RECORDS TO PROCESS:
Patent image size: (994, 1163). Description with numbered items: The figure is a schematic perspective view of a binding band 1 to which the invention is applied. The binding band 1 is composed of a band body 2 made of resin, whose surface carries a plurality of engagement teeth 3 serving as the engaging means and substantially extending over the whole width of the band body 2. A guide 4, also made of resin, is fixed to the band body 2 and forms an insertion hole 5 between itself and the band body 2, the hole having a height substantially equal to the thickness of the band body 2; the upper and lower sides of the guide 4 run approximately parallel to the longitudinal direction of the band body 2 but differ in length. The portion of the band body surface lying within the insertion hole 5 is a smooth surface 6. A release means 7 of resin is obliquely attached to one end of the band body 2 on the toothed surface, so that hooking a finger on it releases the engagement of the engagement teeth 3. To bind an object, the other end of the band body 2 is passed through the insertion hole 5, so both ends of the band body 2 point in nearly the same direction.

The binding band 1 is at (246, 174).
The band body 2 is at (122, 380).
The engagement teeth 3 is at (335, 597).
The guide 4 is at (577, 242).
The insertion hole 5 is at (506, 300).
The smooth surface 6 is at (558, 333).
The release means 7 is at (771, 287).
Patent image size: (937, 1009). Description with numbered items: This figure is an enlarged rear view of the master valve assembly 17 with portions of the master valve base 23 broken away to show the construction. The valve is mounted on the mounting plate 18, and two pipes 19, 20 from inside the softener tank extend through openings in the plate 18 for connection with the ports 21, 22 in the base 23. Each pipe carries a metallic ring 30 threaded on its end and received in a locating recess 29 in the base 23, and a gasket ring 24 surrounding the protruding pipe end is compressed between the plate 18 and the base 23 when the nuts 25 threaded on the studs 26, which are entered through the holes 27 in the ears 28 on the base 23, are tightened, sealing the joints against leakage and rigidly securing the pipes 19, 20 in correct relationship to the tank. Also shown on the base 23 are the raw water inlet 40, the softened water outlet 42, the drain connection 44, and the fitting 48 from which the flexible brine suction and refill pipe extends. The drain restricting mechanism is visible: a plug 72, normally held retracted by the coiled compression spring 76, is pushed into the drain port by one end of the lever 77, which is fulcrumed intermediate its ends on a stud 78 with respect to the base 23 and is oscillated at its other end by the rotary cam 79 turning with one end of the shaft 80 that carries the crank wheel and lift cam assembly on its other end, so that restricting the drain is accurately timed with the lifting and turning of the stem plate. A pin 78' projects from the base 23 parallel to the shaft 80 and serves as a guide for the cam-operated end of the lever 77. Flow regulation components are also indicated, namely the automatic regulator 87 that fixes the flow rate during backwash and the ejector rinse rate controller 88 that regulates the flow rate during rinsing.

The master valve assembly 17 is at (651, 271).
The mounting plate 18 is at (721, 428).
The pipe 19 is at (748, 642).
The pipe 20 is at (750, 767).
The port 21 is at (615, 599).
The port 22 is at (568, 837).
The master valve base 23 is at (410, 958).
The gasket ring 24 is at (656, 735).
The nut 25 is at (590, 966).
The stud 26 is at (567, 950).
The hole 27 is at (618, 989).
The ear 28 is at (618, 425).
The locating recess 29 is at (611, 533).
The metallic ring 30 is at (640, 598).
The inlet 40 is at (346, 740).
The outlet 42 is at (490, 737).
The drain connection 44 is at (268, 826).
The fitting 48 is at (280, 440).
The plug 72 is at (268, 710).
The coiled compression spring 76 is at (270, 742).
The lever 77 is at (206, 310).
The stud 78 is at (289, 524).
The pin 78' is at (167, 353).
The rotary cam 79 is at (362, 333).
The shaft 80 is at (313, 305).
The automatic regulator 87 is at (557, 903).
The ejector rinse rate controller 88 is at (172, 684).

AIM OF THE TASK: Turn all the rows above into a Markdown table with two columns, Number and Text. Leave out the blank lines.

ANSWER TO THE TASK:
| Number | Text |
|---|---|
| 1 | Patent image size: (994, 1163). Description with numbered items: The figure is a schematic perspective view of a binding band 1 to which the invention is applied. The binding band 1 is composed of a band body 2 made of resin, whose surface carries a plurality of engagement teeth 3 serving as the engaging means and substantially extending over the whole width of the band body 2. A guide 4, also made of resin, is fixed to the band body 2 and forms an insertion hole 5 between itself and the band body 2, the hole having a height substantially equal to the thickness of the band body 2; the upper and lower sides of the guide 4 run approximately parallel to the longitudinal direction of the band body 2 but differ in length. The portion of the band body surface lying within the insertion hole 5 is a smooth surface 6. A release means 7 of resin is obliquely attached to one end of the band body 2 on the toothed surface, so that hooking a finger on it releases the engagement of the engagement teeth 3. To bind an object, the other end of the band body 2 is passed through the insertion hole 5, so both ends of the band body 2 point in nearly the same direction. |
| 2 | The binding band 1 is at (246, 174). |
| 3 | The band body 2 is at (122, 380). |
| 4 | The engagement teeth 3 is at (335, 597). |
| 5 | The guide 4 is at (577, 242). |
| 6 | The insertion hole 5 is at (506, 300). |
| 7 | The smooth surface 6 is at (558, 333). |
| 8 | The release means 7 is at (771, 287). |
| 9 | Patent image size: (937, 1009). Description with numbered items: This figure is an enlarged rear view of the master valve assembly 17 with portions of the master valve base 23 broken away to show the construction. The valve is mounted on the mounting plate 18, and two pipes 19, 20 from inside the softener tank extend through openings in the plate 18 for connection with the ports 21, 22 in the base 23. Each pipe carries a metallic ring 30 threaded on its end and received in a locating recess 29 in the base 23, and a gasket ring 24 surrounding the protruding pipe end is compressed between the plate 18 and the base 23 when the nuts 25 threaded on the studs 26, which are entered through the holes 27 in the ears 28 on the base 23, are tightened, sealing the joints against leakage and rigidly securing the pipes 19, 20 in correct relationship to the tank. Also shown on the base 23 are the raw water inlet 40, the softened water outlet 42, the drain connection 44, and the fitting 48 from which the flexible brine suction and refill pipe extends. The drain restricting mechanism is visible: a plug 72, normally held retracted by the coiled compression spring 76, is pushed into the drain port by one end of the lever 77, which is fulcrumed intermediate its ends on a stud 78 with respect to the base 23 and is oscillated at its other end by the rotary cam 79 turning with one end of the shaft 80 that carries the crank wheel and lift cam assembly on its other end, so that restricting the drain is accurately timed with the lifting and turning of the stem plate. A pin 78' projects from the base 23 parallel to the shaft 80 and serves as a guide for the cam-operated end of the lever 77. Flow regulation components are also indicated, namely the automatic regulator 87 that fixes the flow rate during backwash and the ejector rinse rate controller 88 that regulates the flow rate during rinsing. |
| 10 | The master valve assembly 17 is at (651, 271). |
| 11 | The mounting plate 18 is at (721, 428). |
| 12 | The pipe 19 is at (748, 642). |
| 13 | The pipe 20 is at (750, 767). |
| 14 | The port 21 is at (615, 599). |
| 15 | The port 22 is at (568, 837). |
| 16 | The master valve base 23 is at (410, 958). |
| 17 | The gasket ring 24 is at (656, 735). |
| 18 | The nut 25 is at (590, 966). |
| 19 | The stud 26 is at (567, 950). |
| 20 | The hole 27 is at (618, 989). |
| 21 | The ear 28 is at (618, 425). |
| 22 | The locating recess 29 is at (611, 533). |
| 23 | The metallic ring 30 is at (640, 598). |
| 24 | The inlet 40 is at (346, 740). |
| 25 | The outlet 42 is at (490, 737). |
| 26 | The drain connection 44 is at (268, 826). |
| 27 | The fitting 48 is at (280, 440). |
| 28 | The plug 72 is at (268, 710). |
| 29 | The coiled compression spring 76 is at (270, 742). |
| 30 | The lever 77 is at (206, 310). |
| 31 | The stud 78 is at (289, 524). |
| 32 | The pin 78' is at (167, 353). |
| 33 | The rotary cam 79 is at (362, 333). |
| 34 | The shaft 80 is at (313, 305). |
| 35 | The automatic regulator 87 is at (557, 903). |
| 36 | The ejector rinse rate controller 88 is at (172, 684). |